■ WHAT IS BEING ASKED
Extract each line where the string "biết" shows up.

----

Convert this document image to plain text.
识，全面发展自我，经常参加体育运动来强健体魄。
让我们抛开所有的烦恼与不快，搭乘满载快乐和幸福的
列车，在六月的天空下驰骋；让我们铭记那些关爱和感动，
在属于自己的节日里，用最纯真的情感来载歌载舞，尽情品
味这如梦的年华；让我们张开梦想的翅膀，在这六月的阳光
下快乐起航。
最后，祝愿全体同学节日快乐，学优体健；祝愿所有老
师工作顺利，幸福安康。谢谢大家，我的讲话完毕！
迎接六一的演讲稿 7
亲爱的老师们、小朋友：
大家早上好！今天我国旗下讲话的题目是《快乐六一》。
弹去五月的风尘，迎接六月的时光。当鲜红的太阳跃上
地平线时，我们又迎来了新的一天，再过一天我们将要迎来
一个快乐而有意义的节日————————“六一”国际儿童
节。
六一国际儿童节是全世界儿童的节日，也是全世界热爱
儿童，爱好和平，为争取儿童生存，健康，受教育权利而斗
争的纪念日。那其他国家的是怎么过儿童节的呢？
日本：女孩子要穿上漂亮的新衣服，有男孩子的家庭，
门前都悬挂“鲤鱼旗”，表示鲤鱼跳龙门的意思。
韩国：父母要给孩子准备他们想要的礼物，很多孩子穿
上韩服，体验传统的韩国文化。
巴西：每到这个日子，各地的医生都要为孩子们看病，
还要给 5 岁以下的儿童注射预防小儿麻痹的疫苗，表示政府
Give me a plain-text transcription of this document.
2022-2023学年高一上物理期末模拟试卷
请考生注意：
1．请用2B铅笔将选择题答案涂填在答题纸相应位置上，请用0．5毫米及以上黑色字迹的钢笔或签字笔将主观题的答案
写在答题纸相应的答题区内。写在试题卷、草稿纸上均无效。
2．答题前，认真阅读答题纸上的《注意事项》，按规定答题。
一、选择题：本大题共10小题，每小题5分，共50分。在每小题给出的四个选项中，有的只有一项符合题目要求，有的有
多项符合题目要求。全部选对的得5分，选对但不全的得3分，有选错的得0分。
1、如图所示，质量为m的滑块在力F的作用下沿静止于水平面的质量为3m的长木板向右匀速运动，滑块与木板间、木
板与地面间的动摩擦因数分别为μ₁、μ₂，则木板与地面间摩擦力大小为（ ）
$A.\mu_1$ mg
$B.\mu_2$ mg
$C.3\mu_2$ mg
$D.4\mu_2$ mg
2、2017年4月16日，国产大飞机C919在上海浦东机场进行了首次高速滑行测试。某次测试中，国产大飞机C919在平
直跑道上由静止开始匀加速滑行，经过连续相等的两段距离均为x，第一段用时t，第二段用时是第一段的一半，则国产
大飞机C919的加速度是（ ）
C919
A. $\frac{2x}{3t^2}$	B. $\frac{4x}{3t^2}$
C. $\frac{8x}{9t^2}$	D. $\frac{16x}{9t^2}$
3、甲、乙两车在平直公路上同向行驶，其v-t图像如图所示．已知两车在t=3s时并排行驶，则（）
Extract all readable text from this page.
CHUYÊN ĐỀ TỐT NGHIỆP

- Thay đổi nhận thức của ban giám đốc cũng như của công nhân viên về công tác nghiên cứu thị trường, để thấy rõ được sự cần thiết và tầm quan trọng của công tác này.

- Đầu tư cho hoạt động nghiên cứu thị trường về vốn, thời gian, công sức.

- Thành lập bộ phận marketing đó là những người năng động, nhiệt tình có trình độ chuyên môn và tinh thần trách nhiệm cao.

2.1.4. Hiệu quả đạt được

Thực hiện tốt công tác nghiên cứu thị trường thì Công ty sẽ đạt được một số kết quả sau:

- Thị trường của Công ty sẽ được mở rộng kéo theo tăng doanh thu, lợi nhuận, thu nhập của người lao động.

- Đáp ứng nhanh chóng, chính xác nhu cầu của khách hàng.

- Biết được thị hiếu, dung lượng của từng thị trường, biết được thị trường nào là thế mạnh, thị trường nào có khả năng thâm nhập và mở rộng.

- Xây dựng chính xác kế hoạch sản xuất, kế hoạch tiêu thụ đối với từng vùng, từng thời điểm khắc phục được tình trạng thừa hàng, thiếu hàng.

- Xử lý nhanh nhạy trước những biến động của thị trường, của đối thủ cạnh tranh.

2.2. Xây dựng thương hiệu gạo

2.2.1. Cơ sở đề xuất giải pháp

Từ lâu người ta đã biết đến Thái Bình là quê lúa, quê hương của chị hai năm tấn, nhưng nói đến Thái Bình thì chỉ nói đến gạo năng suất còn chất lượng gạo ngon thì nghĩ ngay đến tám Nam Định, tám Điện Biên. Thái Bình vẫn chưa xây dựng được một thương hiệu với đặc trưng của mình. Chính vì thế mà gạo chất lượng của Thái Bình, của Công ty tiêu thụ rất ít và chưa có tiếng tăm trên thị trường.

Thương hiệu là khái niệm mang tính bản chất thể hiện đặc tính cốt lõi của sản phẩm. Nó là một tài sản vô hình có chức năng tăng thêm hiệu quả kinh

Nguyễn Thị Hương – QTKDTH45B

----

■ ANSWER TO THIS PROBLEM
- Biết được thị hiếu, dung lượng của từng thị trường, biết được thị trường nào là thế mạnh, thị trường nào có khả năng thâm nhập và mở rộng.
Từ lâu người ta đã biết đến Thái Bình là quê lúa, quê hương của chị hai năm tấn, nhưng nói đến Thái Bình thì chỉ nói đến gạo năng suất còn chất lượng gạo ngon thì nghĩ ngay đến tám Nam Định, tám Điện Biên. Thái Bình vẫn chưa xây dựng được một thương hiệu với đặc trưng của mình. Chính vì thế mà gạo chất lượng của Thái Bình, của Công ty tiêu thụ rất ít và chưa có tiếng tăm trên thị trường.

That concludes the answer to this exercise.